Goal: Pick out each line containing the string "page".

Dataset rows:
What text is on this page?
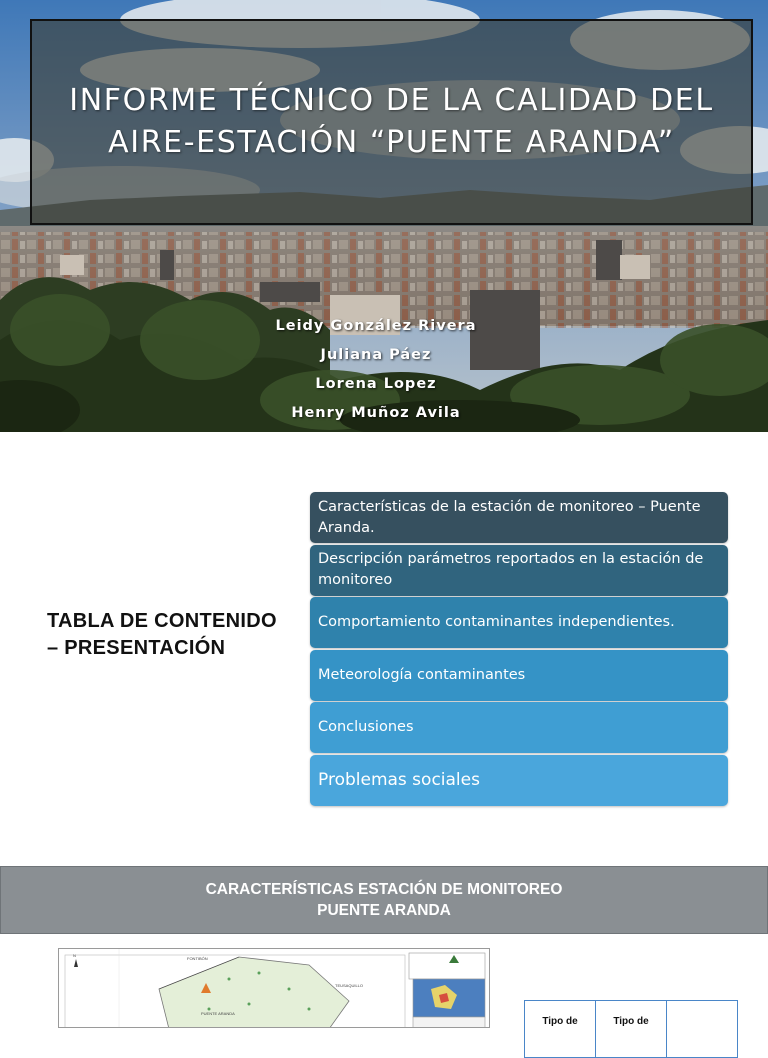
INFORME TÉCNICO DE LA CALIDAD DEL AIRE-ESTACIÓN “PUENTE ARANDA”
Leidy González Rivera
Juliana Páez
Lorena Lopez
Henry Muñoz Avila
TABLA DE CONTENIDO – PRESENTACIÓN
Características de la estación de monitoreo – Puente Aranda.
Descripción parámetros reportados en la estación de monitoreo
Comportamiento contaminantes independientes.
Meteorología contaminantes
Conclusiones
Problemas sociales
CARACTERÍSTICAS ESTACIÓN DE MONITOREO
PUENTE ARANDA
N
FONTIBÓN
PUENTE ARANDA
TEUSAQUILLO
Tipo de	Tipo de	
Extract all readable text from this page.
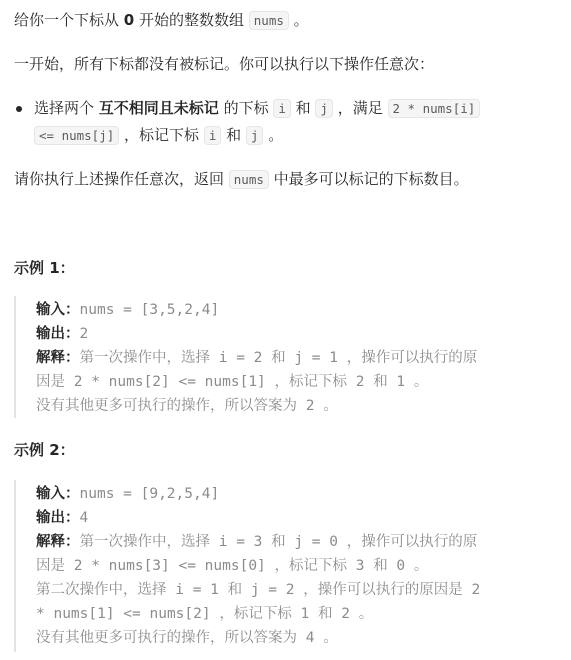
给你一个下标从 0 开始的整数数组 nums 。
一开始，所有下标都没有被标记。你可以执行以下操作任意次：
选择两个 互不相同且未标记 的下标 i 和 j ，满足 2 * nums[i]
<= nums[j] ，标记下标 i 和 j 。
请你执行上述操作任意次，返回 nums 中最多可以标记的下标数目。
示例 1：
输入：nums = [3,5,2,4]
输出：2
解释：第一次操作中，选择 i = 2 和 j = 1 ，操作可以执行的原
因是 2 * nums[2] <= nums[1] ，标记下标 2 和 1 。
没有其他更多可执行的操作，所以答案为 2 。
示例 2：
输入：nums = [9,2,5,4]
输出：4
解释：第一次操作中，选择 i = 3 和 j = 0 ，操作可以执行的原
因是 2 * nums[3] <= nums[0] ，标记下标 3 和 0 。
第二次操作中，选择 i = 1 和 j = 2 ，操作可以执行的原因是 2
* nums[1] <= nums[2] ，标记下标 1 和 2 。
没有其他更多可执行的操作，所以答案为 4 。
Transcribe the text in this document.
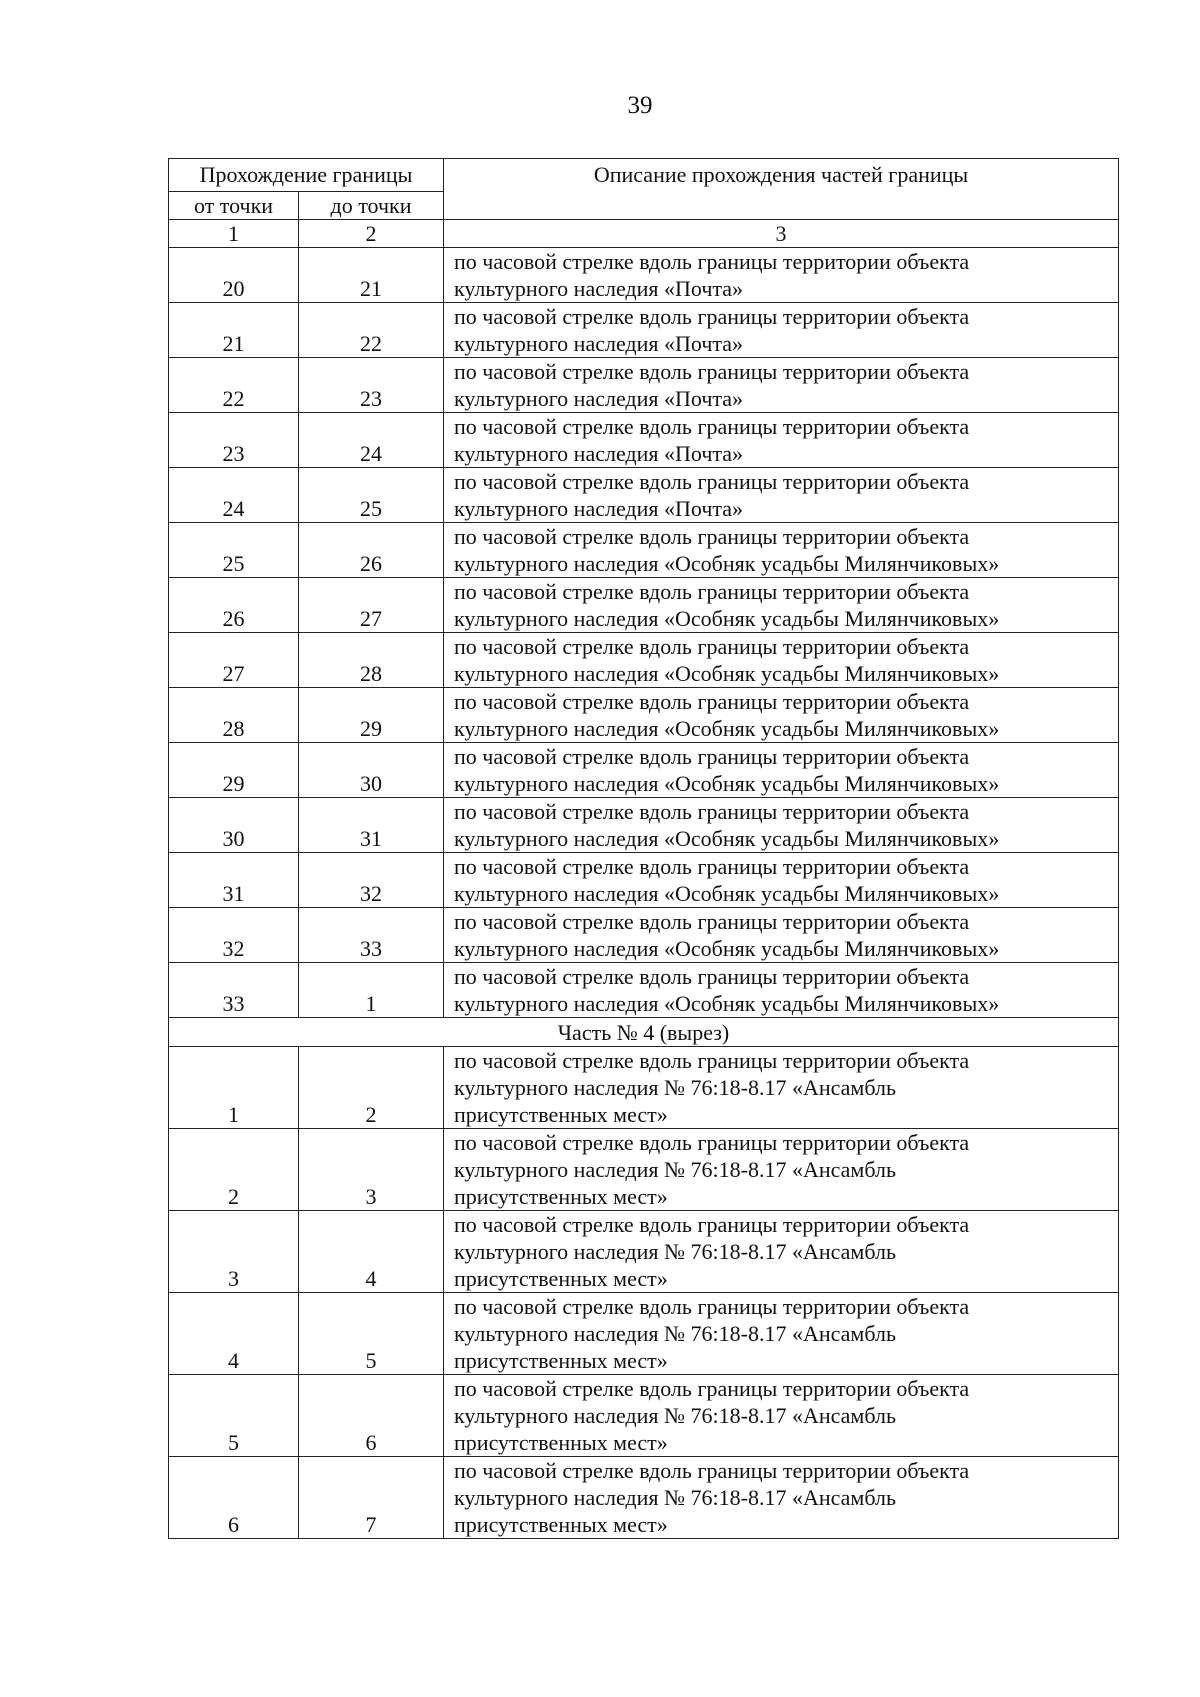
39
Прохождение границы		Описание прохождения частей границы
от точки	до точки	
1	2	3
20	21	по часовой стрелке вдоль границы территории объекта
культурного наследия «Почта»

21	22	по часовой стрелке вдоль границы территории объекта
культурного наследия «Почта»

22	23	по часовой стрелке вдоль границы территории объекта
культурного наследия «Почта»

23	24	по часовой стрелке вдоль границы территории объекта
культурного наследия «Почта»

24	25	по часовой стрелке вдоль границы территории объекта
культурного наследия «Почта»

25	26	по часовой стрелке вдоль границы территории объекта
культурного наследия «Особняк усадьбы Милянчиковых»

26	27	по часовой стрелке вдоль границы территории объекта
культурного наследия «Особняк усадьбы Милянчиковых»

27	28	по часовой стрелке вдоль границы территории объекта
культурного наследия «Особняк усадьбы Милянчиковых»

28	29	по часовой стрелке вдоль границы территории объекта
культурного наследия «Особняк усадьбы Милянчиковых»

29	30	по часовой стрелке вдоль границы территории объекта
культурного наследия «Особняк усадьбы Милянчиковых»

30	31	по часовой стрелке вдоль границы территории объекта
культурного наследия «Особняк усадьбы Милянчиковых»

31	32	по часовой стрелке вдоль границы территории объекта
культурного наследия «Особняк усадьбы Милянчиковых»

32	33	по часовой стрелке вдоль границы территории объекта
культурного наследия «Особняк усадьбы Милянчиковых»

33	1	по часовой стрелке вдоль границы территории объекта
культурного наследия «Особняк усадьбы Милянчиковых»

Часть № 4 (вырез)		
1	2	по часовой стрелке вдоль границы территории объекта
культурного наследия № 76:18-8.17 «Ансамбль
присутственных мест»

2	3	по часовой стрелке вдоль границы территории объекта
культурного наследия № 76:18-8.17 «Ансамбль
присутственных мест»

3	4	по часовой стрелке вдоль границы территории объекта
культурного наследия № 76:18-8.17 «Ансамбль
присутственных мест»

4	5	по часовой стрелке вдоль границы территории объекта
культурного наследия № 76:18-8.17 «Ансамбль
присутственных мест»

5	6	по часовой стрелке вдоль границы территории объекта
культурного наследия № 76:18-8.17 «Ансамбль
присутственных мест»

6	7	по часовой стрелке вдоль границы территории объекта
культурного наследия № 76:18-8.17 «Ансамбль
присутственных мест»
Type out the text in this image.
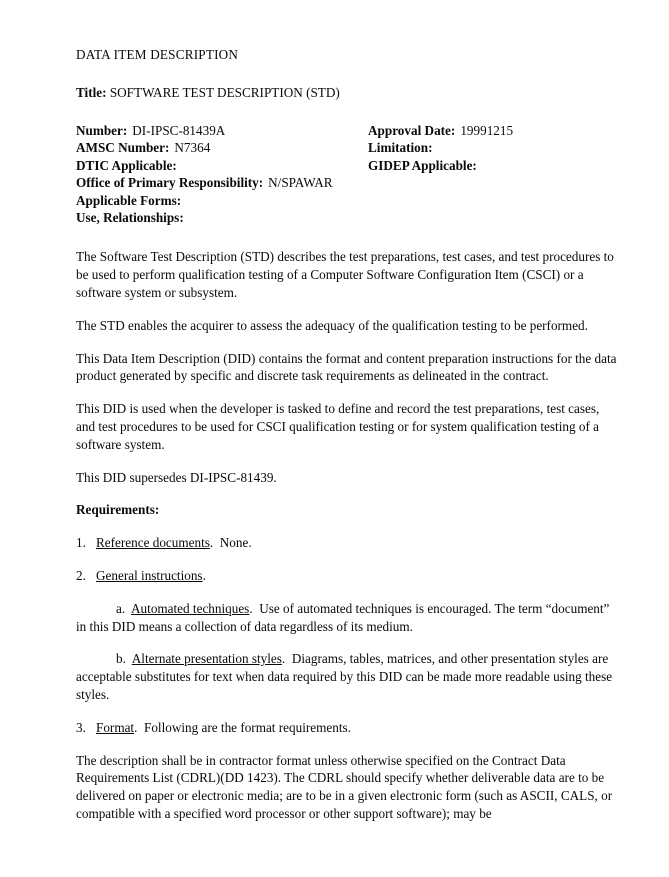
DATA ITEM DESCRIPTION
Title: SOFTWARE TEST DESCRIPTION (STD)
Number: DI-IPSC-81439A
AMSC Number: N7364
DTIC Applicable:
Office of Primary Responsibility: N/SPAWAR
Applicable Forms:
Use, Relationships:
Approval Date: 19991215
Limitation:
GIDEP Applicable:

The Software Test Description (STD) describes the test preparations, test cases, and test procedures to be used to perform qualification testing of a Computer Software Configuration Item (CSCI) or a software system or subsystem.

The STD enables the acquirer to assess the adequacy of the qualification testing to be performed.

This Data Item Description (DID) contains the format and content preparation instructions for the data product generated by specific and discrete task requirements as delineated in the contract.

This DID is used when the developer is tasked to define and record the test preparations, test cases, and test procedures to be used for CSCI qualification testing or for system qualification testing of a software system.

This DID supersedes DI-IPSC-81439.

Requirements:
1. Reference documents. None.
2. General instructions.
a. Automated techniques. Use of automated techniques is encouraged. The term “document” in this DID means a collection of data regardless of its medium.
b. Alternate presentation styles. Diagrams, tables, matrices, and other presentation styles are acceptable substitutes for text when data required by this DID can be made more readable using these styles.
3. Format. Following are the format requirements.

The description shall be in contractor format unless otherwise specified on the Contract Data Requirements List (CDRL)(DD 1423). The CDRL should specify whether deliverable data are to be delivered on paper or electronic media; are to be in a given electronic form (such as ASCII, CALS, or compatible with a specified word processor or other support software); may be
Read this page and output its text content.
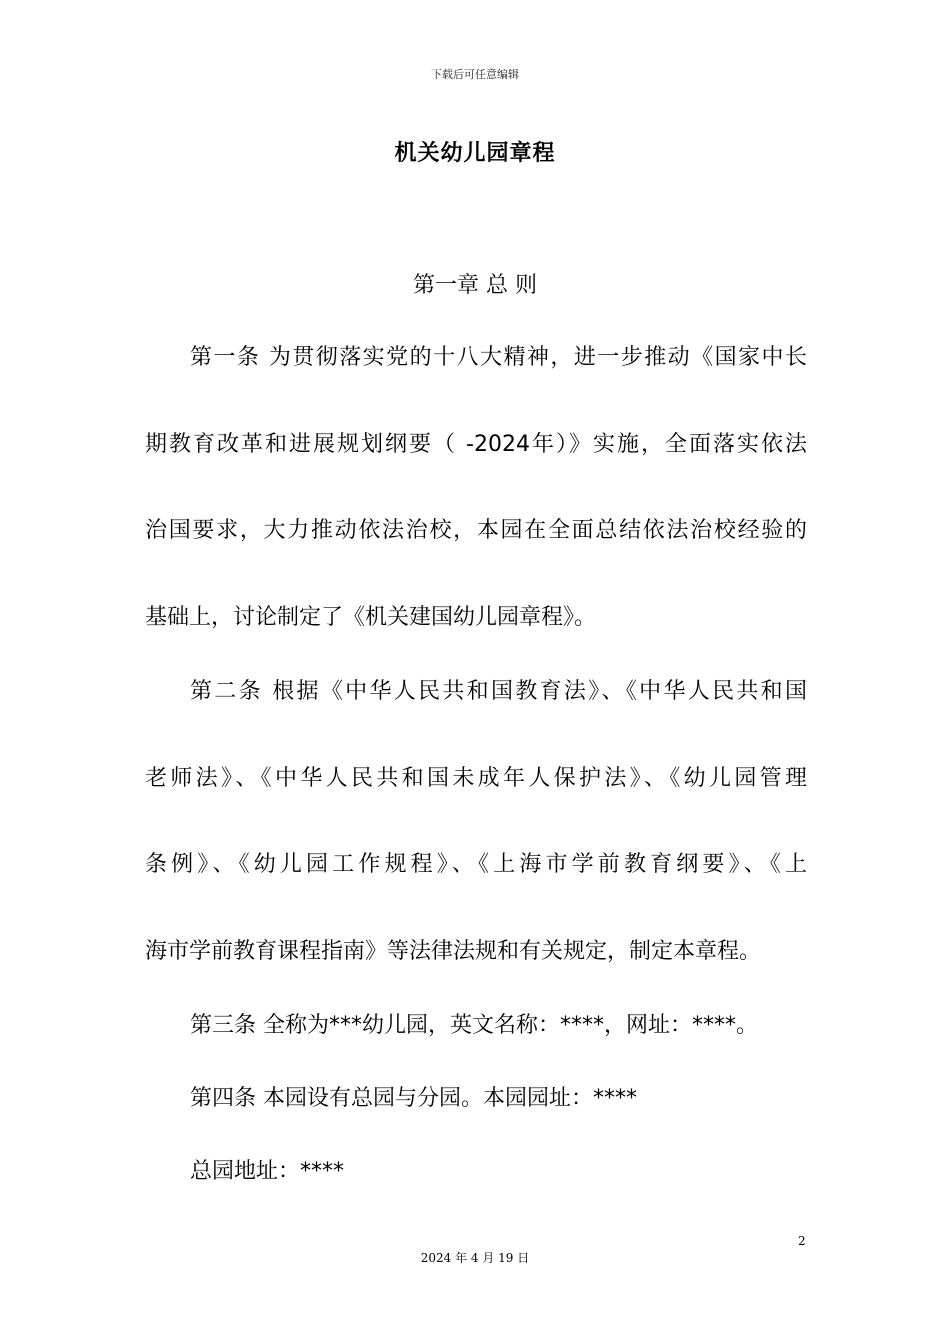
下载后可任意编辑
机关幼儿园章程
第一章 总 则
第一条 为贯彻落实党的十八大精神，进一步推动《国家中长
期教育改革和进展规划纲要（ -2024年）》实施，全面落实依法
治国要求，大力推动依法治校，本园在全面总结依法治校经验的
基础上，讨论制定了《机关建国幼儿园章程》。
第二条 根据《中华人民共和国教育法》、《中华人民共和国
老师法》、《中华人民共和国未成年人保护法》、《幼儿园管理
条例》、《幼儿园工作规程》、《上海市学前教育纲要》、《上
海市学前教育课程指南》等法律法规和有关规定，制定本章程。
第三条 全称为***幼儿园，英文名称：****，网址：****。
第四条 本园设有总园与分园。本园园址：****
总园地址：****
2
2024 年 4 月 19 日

Result:
What text is on this page?
Extract all readable text from this page.
Read this page and output its text content.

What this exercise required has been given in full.